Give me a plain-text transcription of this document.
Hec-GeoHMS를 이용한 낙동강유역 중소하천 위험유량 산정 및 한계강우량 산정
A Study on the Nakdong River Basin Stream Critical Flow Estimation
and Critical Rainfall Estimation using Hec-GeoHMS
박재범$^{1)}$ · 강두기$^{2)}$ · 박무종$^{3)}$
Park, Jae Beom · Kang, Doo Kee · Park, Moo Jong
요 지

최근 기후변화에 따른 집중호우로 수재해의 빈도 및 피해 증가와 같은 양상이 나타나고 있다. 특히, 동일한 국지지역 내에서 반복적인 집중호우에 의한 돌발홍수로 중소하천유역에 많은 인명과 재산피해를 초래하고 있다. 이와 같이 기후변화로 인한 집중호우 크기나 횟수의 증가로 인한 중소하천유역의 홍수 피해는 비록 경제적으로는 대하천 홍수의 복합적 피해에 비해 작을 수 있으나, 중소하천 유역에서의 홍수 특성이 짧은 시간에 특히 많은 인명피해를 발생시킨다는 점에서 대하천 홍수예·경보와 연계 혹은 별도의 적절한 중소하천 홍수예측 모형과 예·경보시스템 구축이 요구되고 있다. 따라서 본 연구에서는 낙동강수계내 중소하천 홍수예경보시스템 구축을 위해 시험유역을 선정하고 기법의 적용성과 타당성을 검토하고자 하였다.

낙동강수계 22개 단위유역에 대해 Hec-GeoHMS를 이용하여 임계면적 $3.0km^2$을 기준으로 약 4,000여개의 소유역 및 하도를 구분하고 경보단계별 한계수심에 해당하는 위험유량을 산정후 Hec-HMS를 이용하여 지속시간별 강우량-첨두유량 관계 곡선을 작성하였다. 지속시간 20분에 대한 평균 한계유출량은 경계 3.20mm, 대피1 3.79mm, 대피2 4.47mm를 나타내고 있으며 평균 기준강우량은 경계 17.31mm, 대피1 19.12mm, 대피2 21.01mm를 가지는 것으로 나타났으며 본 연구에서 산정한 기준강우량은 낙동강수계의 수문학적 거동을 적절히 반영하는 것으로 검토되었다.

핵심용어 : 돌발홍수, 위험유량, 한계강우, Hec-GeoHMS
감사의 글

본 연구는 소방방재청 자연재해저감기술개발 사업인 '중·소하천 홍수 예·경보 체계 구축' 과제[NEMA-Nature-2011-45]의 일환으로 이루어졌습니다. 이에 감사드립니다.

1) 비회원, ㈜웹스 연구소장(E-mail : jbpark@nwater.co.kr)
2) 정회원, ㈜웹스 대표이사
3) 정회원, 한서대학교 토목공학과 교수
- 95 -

----

_DIRECTION_. Extract all of the data shown above and repeat it verbatim.

_WRITTEN ANSWER_.
Give me a plain-text transcription of this document.
Hec-GeoHMS를 이용한 낙동강유역 중소하천 위험유량 산정 및 한계강우량 산정
A Study on the Nakdong River Basin Stream Critical Flow Estimation
and Critical Rainfall Estimation using Hec-GeoHMS
박재범$^{1)}$ · 강두기$^{2)}$ · 박무종$^{3)}$
Park, Jae Beom · Kang, Doo Kee · Park, Moo Jong
요 지

최근 기후변화에 따른 집중호우로 수재해의 빈도 및 피해 증가와 같은 양상이 나타나고 있다. 특히, 동일한 국지지역 내에서 반복적인 집중호우에 의한 돌발홍수로 중소하천유역에 많은 인명과 재산피해를 초래하고 있다. 이와 같이 기후변화로 인한 집중호우 크기나 횟수의 증가로 인한 중소하천유역의 홍수 피해는 비록 경제적으로는 대하천 홍수의 복합적 피해에 비해 작을 수 있으나, 중소하천 유역에서의 홍수 특성이 짧은 시간에 특히 많은 인명피해를 발생시킨다는 점에서 대하천 홍수예·경보와 연계 혹은 별도의 적절한 중소하천 홍수예측 모형과 예·경보시스템 구축이 요구되고 있다. 따라서 본 연구에서는 낙동강수계내 중소하천 홍수예경보시스템 구축을 위해 시험유역을 선정하고 기법의 적용성과 타당성을 검토하고자 하였다.

낙동강수계 22개 단위유역에 대해 Hec-GeoHMS를 이용하여 임계면적 $3.0km^2$을 기준으로 약 4,000여개의 소유역 및 하도를 구분하고 경보단계별 한계수심에 해당하는 위험유량을 산정후 Hec-HMS를 이용하여 지속시간별 강우량-첨두유량 관계 곡선을 작성하였다. 지속시간 20분에 대한 평균 한계유출량은 경계 3.20mm, 대피1 3.79mm, 대피2 4.47mm를 나타내고 있으며 평균 기준강우량은 경계 17.31mm, 대피1 19.12mm, 대피2 21.01mm를 가지는 것으로 나타났으며 본 연구에서 산정한 기준강우량은 낙동강수계의 수문학적 거동을 적절히 반영하는 것으로 검토되었다.

핵심용어 : 돌발홍수, 위험유량, 한계강우, Hec-GeoHMS
감사의 글

본 연구는 소방방재청 자연재해저감기술개발 사업인 '중·소하천 홍수 예·경보 체계 구축' 과제[NEMA-Nature-2011-45]의 일환으로 이루어졌습니다. 이에 감사드립니다.

1) 비회원, ㈜웹스 연구소장(E-mail : jbpark@nwater.co.kr)
2) 정회원, ㈜웹스 대표이사
3) 정회원, 한서대학교 토목공학과 교수
- 95 -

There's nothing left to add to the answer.